_EXERCISE OBJECTIVE_
From the listing below, return each line that includes "เวณสถาน".

_DATASET ROWS_
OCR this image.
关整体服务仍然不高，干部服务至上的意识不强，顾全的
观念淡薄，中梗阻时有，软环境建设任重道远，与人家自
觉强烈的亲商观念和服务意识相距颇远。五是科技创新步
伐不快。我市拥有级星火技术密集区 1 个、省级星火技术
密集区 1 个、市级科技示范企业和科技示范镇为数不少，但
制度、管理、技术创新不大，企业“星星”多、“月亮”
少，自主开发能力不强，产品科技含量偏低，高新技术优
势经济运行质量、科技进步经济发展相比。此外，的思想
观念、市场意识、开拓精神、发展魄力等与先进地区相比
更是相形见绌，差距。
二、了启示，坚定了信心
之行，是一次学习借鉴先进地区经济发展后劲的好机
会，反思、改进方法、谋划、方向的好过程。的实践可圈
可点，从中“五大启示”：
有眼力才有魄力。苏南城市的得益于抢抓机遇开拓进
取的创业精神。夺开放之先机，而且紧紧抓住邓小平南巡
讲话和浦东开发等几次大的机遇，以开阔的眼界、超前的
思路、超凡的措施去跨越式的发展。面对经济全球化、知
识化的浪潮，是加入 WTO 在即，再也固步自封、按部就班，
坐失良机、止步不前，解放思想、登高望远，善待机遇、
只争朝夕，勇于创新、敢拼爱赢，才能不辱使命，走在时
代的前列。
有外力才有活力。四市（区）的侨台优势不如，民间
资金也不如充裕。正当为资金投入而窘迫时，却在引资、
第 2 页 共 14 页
---
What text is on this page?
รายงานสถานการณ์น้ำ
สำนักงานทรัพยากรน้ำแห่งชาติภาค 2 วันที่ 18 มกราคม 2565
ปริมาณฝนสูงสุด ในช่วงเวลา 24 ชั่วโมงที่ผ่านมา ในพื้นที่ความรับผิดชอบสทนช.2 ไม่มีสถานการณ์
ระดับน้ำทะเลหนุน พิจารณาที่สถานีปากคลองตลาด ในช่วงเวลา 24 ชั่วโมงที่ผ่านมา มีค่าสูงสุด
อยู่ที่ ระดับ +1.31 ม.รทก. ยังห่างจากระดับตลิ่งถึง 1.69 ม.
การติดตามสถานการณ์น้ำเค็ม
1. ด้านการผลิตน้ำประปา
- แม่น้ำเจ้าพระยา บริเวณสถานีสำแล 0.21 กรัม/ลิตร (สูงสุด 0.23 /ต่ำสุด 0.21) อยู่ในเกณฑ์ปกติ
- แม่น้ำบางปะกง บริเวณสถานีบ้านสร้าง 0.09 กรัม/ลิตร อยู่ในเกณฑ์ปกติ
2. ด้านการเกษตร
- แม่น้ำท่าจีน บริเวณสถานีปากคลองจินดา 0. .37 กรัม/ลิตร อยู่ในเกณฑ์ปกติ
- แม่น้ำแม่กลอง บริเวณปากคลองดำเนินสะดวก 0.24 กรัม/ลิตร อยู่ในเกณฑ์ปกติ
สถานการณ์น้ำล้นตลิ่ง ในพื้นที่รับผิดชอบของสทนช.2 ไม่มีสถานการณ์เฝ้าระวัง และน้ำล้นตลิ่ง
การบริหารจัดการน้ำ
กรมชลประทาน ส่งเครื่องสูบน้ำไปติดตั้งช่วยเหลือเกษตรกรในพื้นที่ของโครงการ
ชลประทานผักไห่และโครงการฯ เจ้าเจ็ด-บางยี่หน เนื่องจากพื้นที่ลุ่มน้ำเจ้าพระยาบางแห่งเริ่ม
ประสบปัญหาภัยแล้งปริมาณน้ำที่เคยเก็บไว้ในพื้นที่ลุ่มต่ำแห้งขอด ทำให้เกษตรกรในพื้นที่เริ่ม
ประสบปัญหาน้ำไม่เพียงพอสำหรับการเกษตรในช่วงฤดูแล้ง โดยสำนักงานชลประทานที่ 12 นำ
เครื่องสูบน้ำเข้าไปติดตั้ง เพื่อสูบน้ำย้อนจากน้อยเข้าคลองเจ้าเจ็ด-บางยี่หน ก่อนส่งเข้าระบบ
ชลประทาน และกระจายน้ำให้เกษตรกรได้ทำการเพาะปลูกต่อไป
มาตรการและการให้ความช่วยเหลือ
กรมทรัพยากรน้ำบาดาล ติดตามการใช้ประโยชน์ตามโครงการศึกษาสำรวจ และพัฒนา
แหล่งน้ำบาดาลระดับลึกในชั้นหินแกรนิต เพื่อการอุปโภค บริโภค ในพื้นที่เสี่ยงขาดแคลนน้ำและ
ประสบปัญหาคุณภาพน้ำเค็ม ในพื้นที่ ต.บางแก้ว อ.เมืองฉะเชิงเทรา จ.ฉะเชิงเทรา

_SOLUTION TO THIS EXERCISE_
- แม่น้ำเจ้าพระยา บริเวณสถานีสำแล 0.21 กรัม/ลิตร (สูงสุด 0.23 /ต่ำสุด 0.21) อยู่ในเกณฑ์ปกติ
- แม่น้ำบางปะกง บริเวณสถานีบ้านสร้าง 0.09 กรัม/ลิตร อยู่ในเกณฑ์ปกติ
- แม่น้ำท่าจีน บริเวณสถานีปากคลองจินดา 0. .37 กรัม/ลิตร อยู่ในเกณฑ์ปกติ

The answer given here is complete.